* _Task requirements_: Extract from the records every line that contains the string "inventory".
***** Input material
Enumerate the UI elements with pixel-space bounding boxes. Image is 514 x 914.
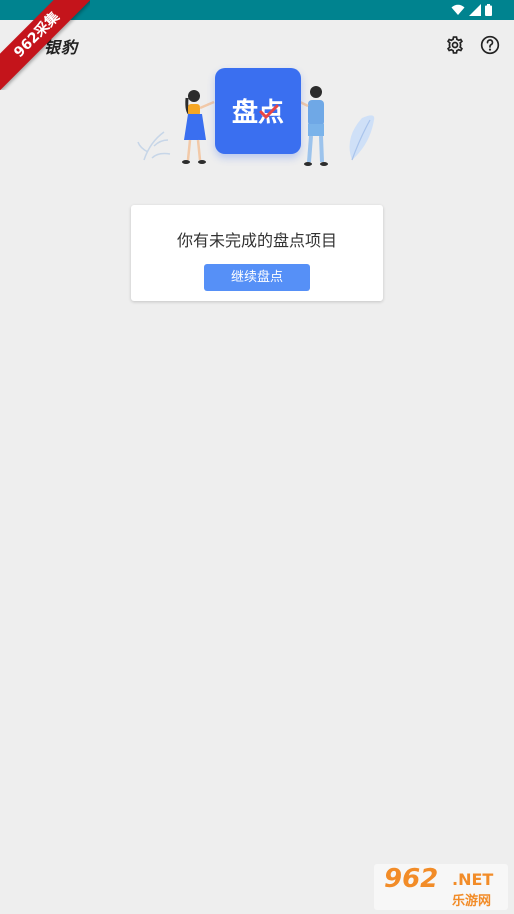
board-text: 盘点 — [231, 98, 284, 128]
left-plant-icon — [137, 131, 171, 161]
settings-button[interactable] — [443, 33, 467, 57]
continue-inventory-button[interactable]: 继续盘点 — [204, 264, 310, 291]
watermark-number: 962 — [384, 864, 439, 894]
gear-icon — [447, 36, 463, 54]
inventory-board: 盘点 — [215, 68, 301, 154]
inventory-illustration: 盘点 — [130, 62, 384, 172]
watermark-net: .NET — [452, 870, 494, 889]
watermark-logo: 962 .NET 乐游网 — [374, 864, 508, 910]
unfinished-inventory-card: 你有未完成的盘点项目 继续盘点 — [131, 205, 383, 301]
status-bar — [0, 0, 514, 20]
watermark-subtext: 乐游网 — [452, 894, 492, 909]
help-circle-icon — [480, 35, 500, 55]
man-figure — [299, 86, 328, 166]
checkmark-icon — [259, 104, 279, 120]
card-message: 你有未完成的盘点项目 — [176, 231, 337, 250]
woman-figure — [182, 90, 215, 164]
app-title: 银豹 — [44, 38, 79, 57]
wifi-icon — [451, 4, 465, 15]
right-leaf-icon — [349, 115, 375, 161]
signal-icon — [469, 4, 481, 16]
status-icons — [451, 3, 492, 17]
help-button[interactable] — [478, 33, 502, 57]
battery-icon — [485, 4, 492, 16]
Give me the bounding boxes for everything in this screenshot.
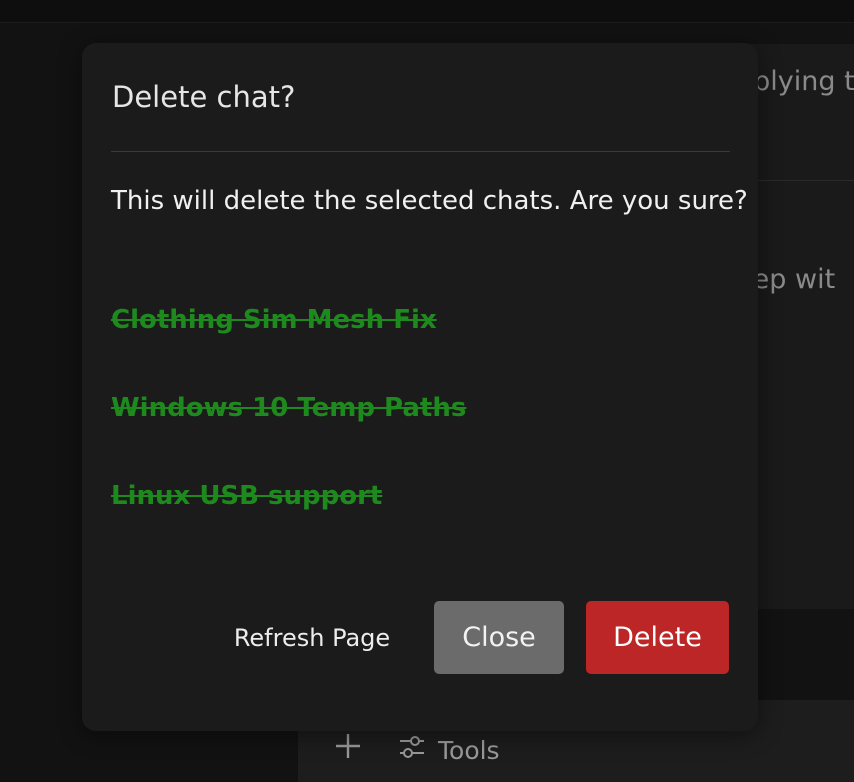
plus-icon[interactable] xyxy=(334,732,362,760)
close-button[interactable]: Close xyxy=(434,601,564,674)
selected-chat-item: Windows 10 Temp Paths xyxy=(111,393,467,423)
selected-chat-item: Clothing Sim Mesh Fix xyxy=(111,305,437,335)
top-bar xyxy=(0,0,854,23)
dialog-divider xyxy=(111,151,730,152)
refresh-page-button[interactable]: Refresh Page xyxy=(222,601,402,674)
tools-button[interactable]: Tools xyxy=(398,733,500,767)
tools-label: Tools xyxy=(438,735,500,765)
delete-button[interactable]: Delete xyxy=(586,601,729,674)
selected-chat-list: Clothing Sim Mesh Fix Windows 10 Temp Pa… xyxy=(111,305,466,569)
sliders-icon xyxy=(398,733,426,767)
dialog-message: This will delete the selected chats. Are… xyxy=(111,186,748,216)
dialog-title: Delete chat? xyxy=(112,80,296,114)
delete-chat-dialog: Delete chat? This will delete the select… xyxy=(82,43,758,731)
selected-chat-item: Linux USB support xyxy=(111,481,383,511)
app-window: pplying t step wit Tools Delete chat? Th… xyxy=(0,0,854,782)
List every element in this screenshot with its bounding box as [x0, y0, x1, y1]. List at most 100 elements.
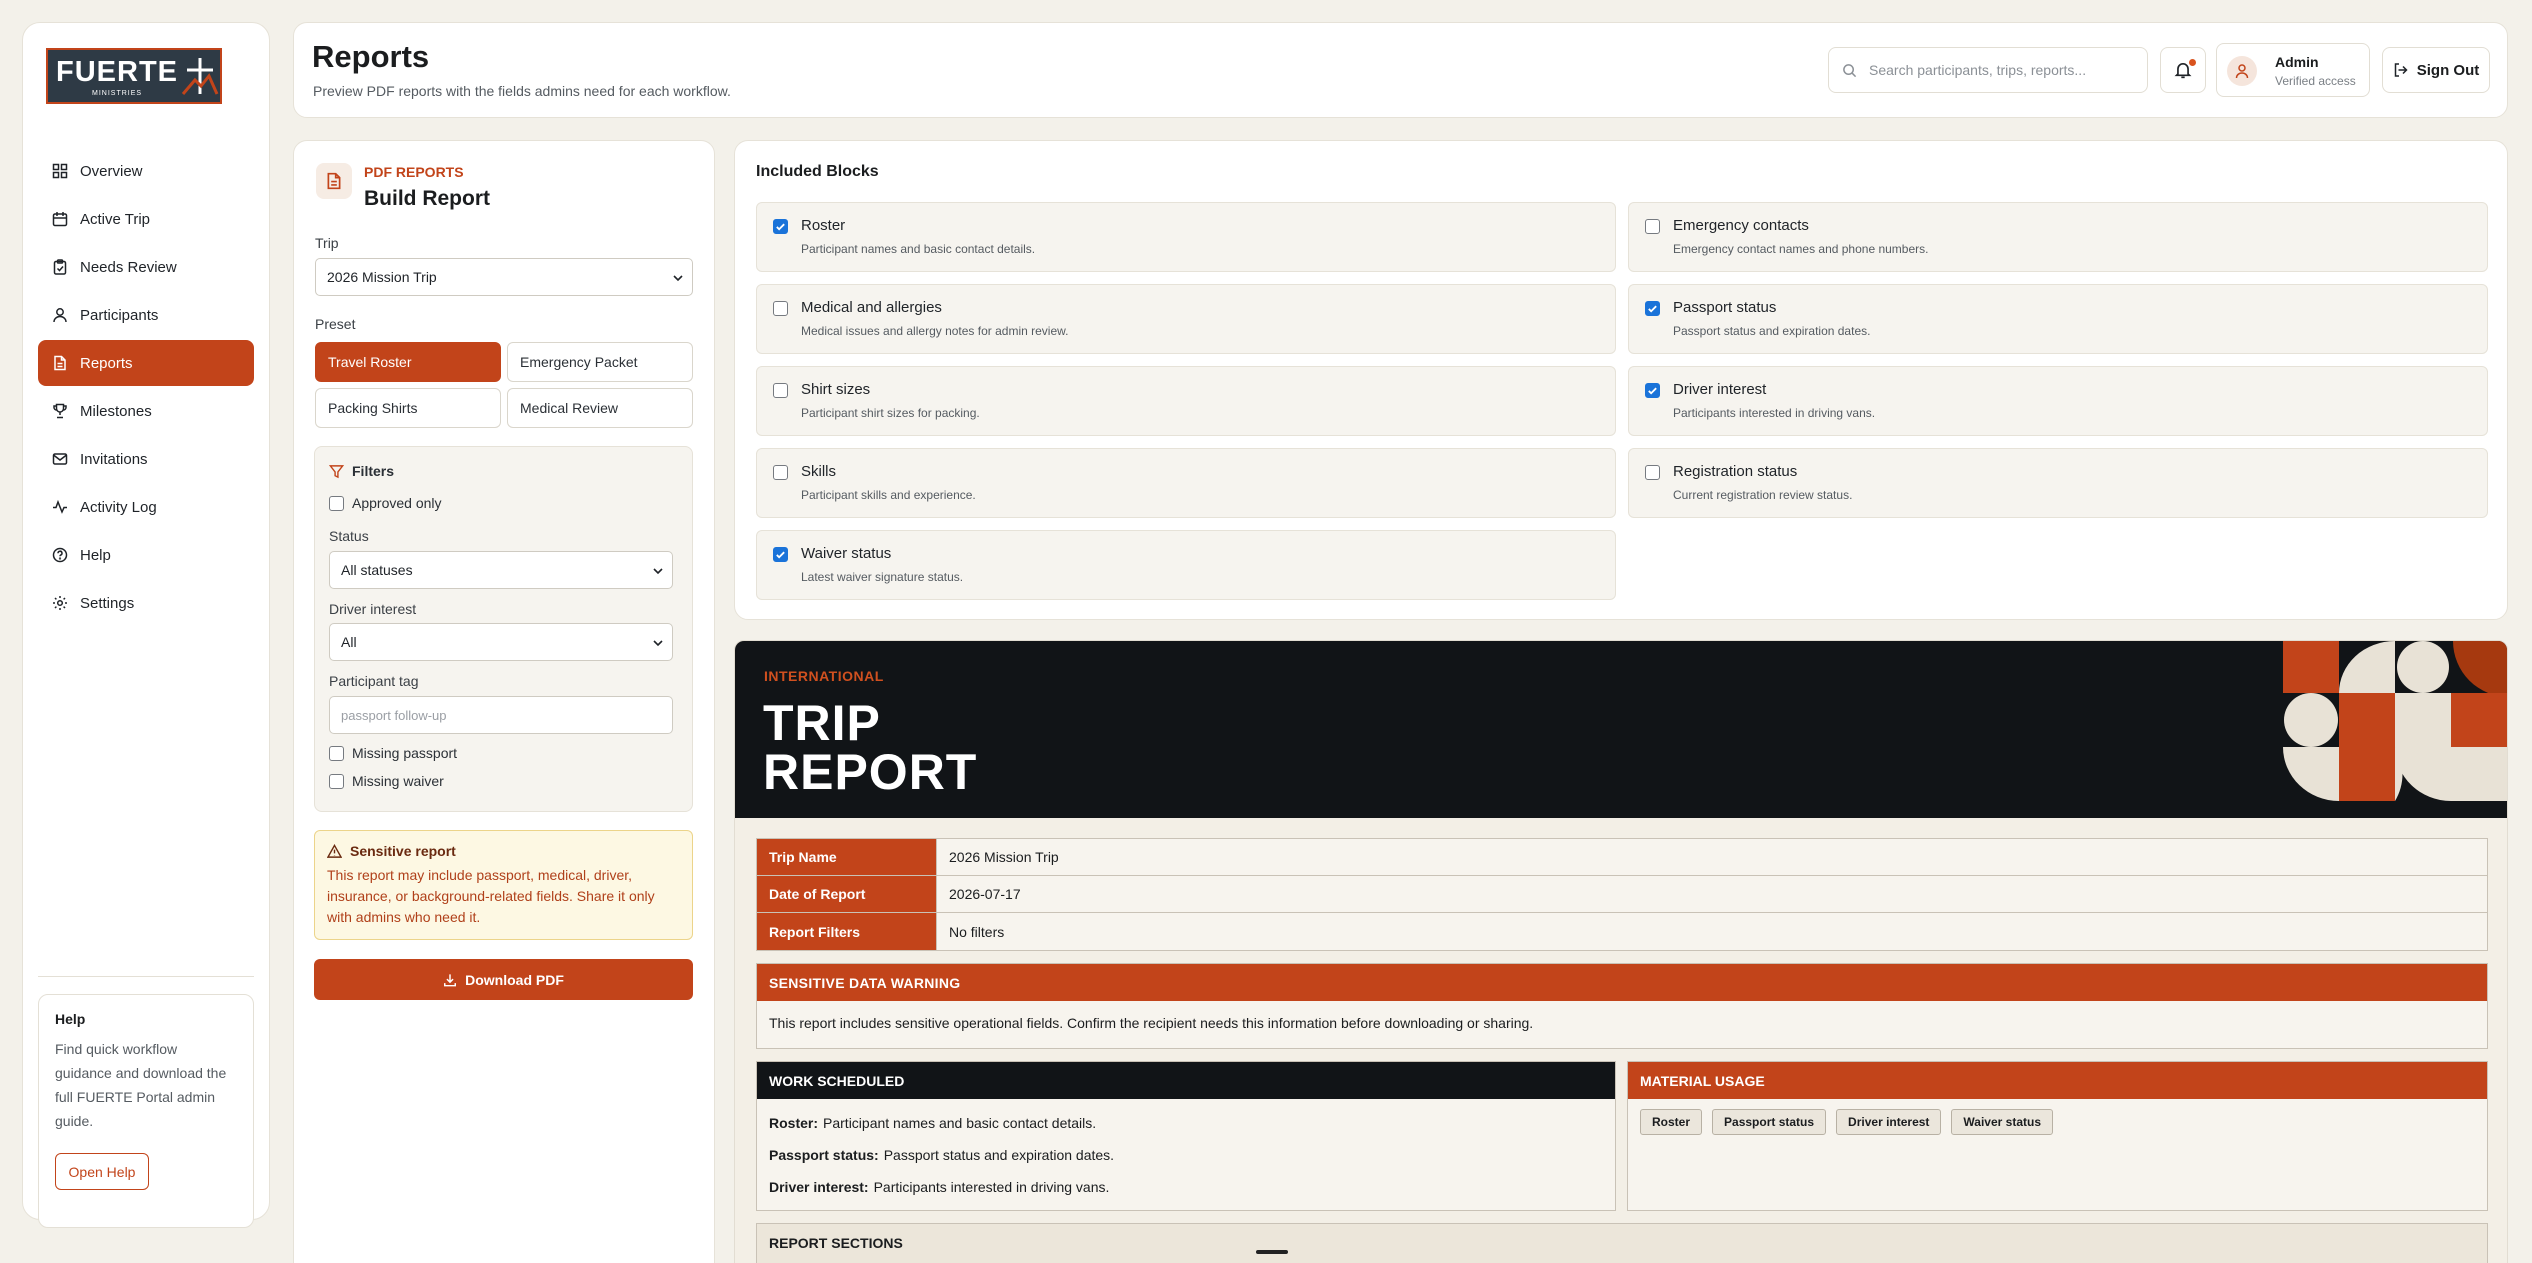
avatar — [2227, 56, 2257, 86]
download-icon — [444, 973, 457, 986]
checkbox[interactable] — [1645, 219, 1660, 234]
material-chip: Waiver status — [1951, 1109, 2054, 1135]
work-line: Passport status: Passport status and expi… — [757, 1139, 1615, 1171]
participant-tag-input[interactable]: passport follow-up — [329, 696, 673, 734]
trip-select-value: 2026 Mission Trip — [327, 269, 437, 285]
block-title: Skills — [801, 463, 837, 480]
logo-subtitle: MINISTRIES — [92, 90, 143, 97]
check-icon — [1648, 305, 1657, 313]
material-chip: Roster — [1640, 1109, 1703, 1135]
material-usage-title: MATERIAL USAGE — [1628, 1062, 2487, 1099]
block-description: Passport status and expiration dates. — [1673, 324, 1871, 338]
report-builder-panel: PDF REPORTS Build Report Trip 2026 Missi… — [293, 140, 715, 1263]
report-title-line-1: TRIP — [763, 695, 881, 751]
sidebar-item-label: Settings — [80, 594, 135, 612]
preset-label: Preset — [315, 316, 356, 332]
sidebar-item-milestones[interactable]: Milestones — [38, 388, 254, 434]
sidebar-item-invitations[interactable]: Invitations — [38, 436, 254, 482]
driver-interest-select[interactable]: All — [329, 623, 673, 661]
sign-out-button[interactable]: Sign Out — [2382, 47, 2490, 93]
status-select-value: All statuses — [341, 562, 413, 578]
table-row: Report Filters No filters — [757, 913, 2487, 950]
report-sections-title: REPORT SECTIONS — [769, 1234, 903, 1251]
sidebar-item-label: Help — [80, 546, 111, 564]
preset-medical-review[interactable]: Medical Review — [507, 388, 693, 428]
block-driver-interest[interactable]: Driver interest Participants interested … — [1628, 366, 2488, 436]
preset-emergency-packet[interactable]: Emergency Packet — [507, 342, 693, 382]
block-medical-allergies[interactable]: Medical and allergies Medical issues and… — [756, 284, 1616, 354]
check-icon — [776, 223, 785, 231]
block-passport-status[interactable]: Passport status Passport status and expi… — [1628, 284, 2488, 354]
checkbox[interactable] — [773, 383, 788, 398]
sensitive-data-warning: SENSITIVE DATA WARNING This report inclu… — [756, 963, 2488, 1049]
block-registration-status[interactable]: Registration status Current registration… — [1628, 448, 2488, 518]
scroll-handle[interactable] — [1256, 1250, 1288, 1254]
checkbox[interactable] — [773, 547, 788, 562]
help-card: Help Find quick workflow guidance and do… — [38, 994, 254, 1228]
approved-only-checkbox[interactable]: Approved only — [329, 495, 442, 511]
sidebar-item-settings[interactable]: Settings — [38, 580, 254, 626]
notification-dot — [2189, 59, 2196, 66]
sensitive-warning-text: This report includes sensitive operation… — [769, 1015, 1534, 1031]
block-description: Current registration review status. — [1673, 488, 1853, 502]
sidebar-item-activity-log[interactable]: Activity Log — [38, 484, 254, 530]
clipboard-icon — [53, 259, 67, 275]
sidebar-item-label: Active Trip — [80, 210, 151, 228]
sidebar-item-label: Overview — [80, 162, 143, 180]
checkbox[interactable] — [1645, 383, 1660, 398]
trophy-icon — [53, 403, 67, 419]
chevron-down-icon — [653, 568, 663, 575]
document-icon — [327, 172, 341, 190]
trip-label: Trip — [315, 235, 339, 251]
block-description: Participant names and basic contact deta… — [801, 242, 1036, 256]
checkbox[interactable] — [1645, 465, 1660, 480]
download-pdf-button[interactable]: Download PDF — [314, 959, 693, 1000]
sensitive-warning-title: SENSITIVE DATA WARNING — [757, 964, 2487, 1001]
sidebar-item-active-trip[interactable]: Active Trip — [38, 196, 254, 242]
checkbox[interactable] — [1645, 301, 1660, 316]
sidebar-item-overview[interactable]: Overview — [38, 148, 254, 194]
sidebar-item-needs-review[interactable]: Needs Review — [38, 244, 254, 290]
report-title-line-2: REPORT — [763, 744, 978, 800]
block-emergency-contacts[interactable]: Emergency contacts Emergency contact nam… — [1628, 202, 2488, 272]
checkbox[interactable] — [773, 465, 788, 480]
open-help-button[interactable]: Open Help — [55, 1153, 149, 1190]
search-input[interactable]: Search participants, trips, reports... — [1828, 47, 2148, 93]
filters-panel: Filters Approved only Status All statuse… — [314, 446, 693, 812]
search-placeholder: Search participants, trips, reports... — [1869, 62, 2087, 78]
missing-passport-checkbox[interactable]: Missing passport — [329, 745, 457, 761]
trip-select[interactable]: 2026 Mission Trip — [315, 258, 693, 296]
sidebar-item-help[interactable]: Help — [38, 532, 254, 578]
chevron-down-icon — [653, 640, 663, 647]
status-select[interactable]: All statuses — [329, 551, 673, 589]
sidebar: FUERTE MINISTRIES Overview Active Trip N… — [22, 22, 270, 1228]
block-skills[interactable]: Skills Participant skills and experience… — [756, 448, 1616, 518]
sensitive-report-warning: Sensitive report This report may include… — [314, 830, 693, 940]
sidebar-item-participants[interactable]: Participants — [38, 292, 254, 338]
preset-travel-roster[interactable]: Travel Roster — [315, 342, 501, 382]
block-shirt-sizes[interactable]: Shirt sizes Participant shirt sizes for … — [756, 366, 1616, 436]
approved-only-label: Approved only — [352, 495, 442, 511]
work-line: Driver interest: Participants interested … — [757, 1171, 1615, 1203]
checkbox[interactable] — [329, 773, 344, 789]
sidebar-item-reports[interactable]: Reports — [38, 340, 254, 386]
report-sections: REPORT SECTIONS — [756, 1223, 2488, 1263]
check-icon — [776, 551, 785, 559]
user-menu[interactable]: Admin Verified access — [2216, 43, 2370, 97]
checkbox[interactable] — [329, 495, 344, 511]
block-title: Roster — [801, 217, 846, 234]
missing-waiver-checkbox[interactable]: Missing waiver — [329, 773, 444, 789]
warning-text: This report may include passport, medica… — [327, 867, 655, 925]
pdf-preview[interactable]: INTERNATIONAL TRIP REPORT Trip Name 2026… — [734, 640, 2508, 1263]
calendar-icon — [52, 212, 68, 227]
geometric-pattern-art — [2283, 641, 2507, 801]
checkbox[interactable] — [773, 301, 788, 316]
work-line-label: Roster: — [769, 1115, 819, 1131]
fuerte-logo[interactable]: FUERTE MINISTRIES — [46, 48, 222, 104]
block-waiver-status[interactable]: Waiver status Latest waiver signature st… — [756, 530, 1616, 600]
preset-packing-shirts[interactable]: Packing Shirts — [315, 388, 501, 428]
checkbox[interactable] — [329, 745, 344, 761]
checkbox[interactable] — [773, 219, 788, 234]
notifications-button[interactable] — [2160, 47, 2206, 93]
block-roster[interactable]: Roster Participant names and basic conta… — [756, 202, 1616, 272]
**********
* _Result_:
continue-inventory-button[interactable]: 继续盘点 — [204, 264, 310, 291]
inventory-board: 盘点 — [215, 68, 301, 154]
inventory-illustration: 盘点 — [130, 62, 384, 172]
unfinished-inventory-card: 你有未完成的盘点项目 继续盘点 — [131, 205, 383, 301]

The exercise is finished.